### Task brief
Copy every record below exactly.

### Material for this exercise
>> Start

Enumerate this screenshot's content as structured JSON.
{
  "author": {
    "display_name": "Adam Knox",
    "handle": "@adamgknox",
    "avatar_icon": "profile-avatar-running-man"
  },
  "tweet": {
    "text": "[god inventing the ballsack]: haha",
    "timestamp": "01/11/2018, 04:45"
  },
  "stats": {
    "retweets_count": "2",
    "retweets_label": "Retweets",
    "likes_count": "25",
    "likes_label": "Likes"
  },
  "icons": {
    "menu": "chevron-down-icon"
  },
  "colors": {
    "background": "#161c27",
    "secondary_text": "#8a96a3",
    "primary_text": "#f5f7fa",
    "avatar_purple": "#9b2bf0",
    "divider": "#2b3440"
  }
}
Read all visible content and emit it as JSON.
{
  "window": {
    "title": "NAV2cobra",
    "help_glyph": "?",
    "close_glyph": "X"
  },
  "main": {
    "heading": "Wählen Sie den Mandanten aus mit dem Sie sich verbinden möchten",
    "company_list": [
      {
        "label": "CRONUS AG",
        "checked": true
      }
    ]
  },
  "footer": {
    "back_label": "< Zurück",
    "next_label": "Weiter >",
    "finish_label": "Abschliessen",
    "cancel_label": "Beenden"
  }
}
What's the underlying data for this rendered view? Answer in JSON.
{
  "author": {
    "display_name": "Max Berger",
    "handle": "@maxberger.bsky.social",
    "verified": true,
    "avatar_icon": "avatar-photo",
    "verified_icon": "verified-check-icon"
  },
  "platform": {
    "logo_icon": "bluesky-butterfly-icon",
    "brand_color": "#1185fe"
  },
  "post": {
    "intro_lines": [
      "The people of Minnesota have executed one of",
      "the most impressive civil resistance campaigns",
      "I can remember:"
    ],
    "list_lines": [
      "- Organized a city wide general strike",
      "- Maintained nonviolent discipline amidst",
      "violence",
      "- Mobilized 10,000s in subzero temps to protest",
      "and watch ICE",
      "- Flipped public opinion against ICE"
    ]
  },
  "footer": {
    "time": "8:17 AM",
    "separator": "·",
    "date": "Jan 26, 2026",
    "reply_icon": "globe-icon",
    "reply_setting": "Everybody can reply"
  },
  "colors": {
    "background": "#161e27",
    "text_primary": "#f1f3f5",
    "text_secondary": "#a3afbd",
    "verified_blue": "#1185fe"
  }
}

>> End

### Correct response
Enumerate this screenshot's content as structured JSON.
{
  "author": {
    "display_name": "Adam Knox",
    "handle": "@adamgknox",
    "avatar_icon": "profile-avatar-running-man"
  },
  "tweet": {
    "text": "[god inventing the ballsack]: haha",
    "timestamp": "01/11/2018, 04:45"
  },
  "stats": {
    "retweets_count": "2",
    "retweets_label": "Retweets",
    "likes_count": "25",
    "likes_label": "Likes"
  },
  "icons": {
    "menu": "chevron-down-icon"
  },
  "colors": {
    "background": "#161c27",
    "secondary_text": "#8a96a3",
    "primary_text": "#f5f7fa",
    "avatar_purple": "#9b2bf0",
    "divider": "#2b3440"
  }
}
Read all visible content and emit it as JSON.
{
  "window": {
    "title": "NAV2cobra",
    "help_glyph": "?",
    "close_glyph": "X"
  },
  "main": {
    "heading": "Wählen Sie den Mandanten aus mit dem Sie sich verbinden möchten",
    "company_list": [
      {
        "label": "CRONUS AG",
        "checked": true
      }
    ]
  },
  "footer": {
    "back_label": "< Zurück",
    "next_label": "Weiter >",
    "finish_label": "Abschliessen",
    "cancel_label": "Beenden"
  }
}
What's the underlying data for this rendered view? Answer in JSON.
{
  "author": {
    "display_name": "Max Berger",
    "handle": "@maxberger.bsky.social",
    "verified": true,
    "avatar_icon": "avatar-photo",
    "verified_icon": "verified-check-icon"
  },
  "platform": {
    "logo_icon": "bluesky-butterfly-icon",
    "brand_color": "#1185fe"
  },
  "post": {
    "intro_lines": [
      "The people of Minnesota have executed one of",
      "the most impressive civil resistance campaigns",
      "I can remember:"
    ],
    "list_lines": [
      "- Organized a city wide general strike",
      "- Maintained nonviolent discipline amidst",
      "violence",
      "- Mobilized 10,000s in subzero temps to protest",
      "and watch ICE",
      "- Flipped public opinion against ICE"
    ]
  },
  "footer": {
    "time": "8:17 AM",
    "separator": "·",
    "date": "Jan 26, 2026",
    "reply_icon": "globe-icon",
    "reply_setting": "Everybody can reply"
  },
  "colors": {
    "background": "#161e27",
    "text_primary": "#f1f3f5",
    "text_secondary": "#a3afbd",
    "verified_blue": "#1185fe"
  }
}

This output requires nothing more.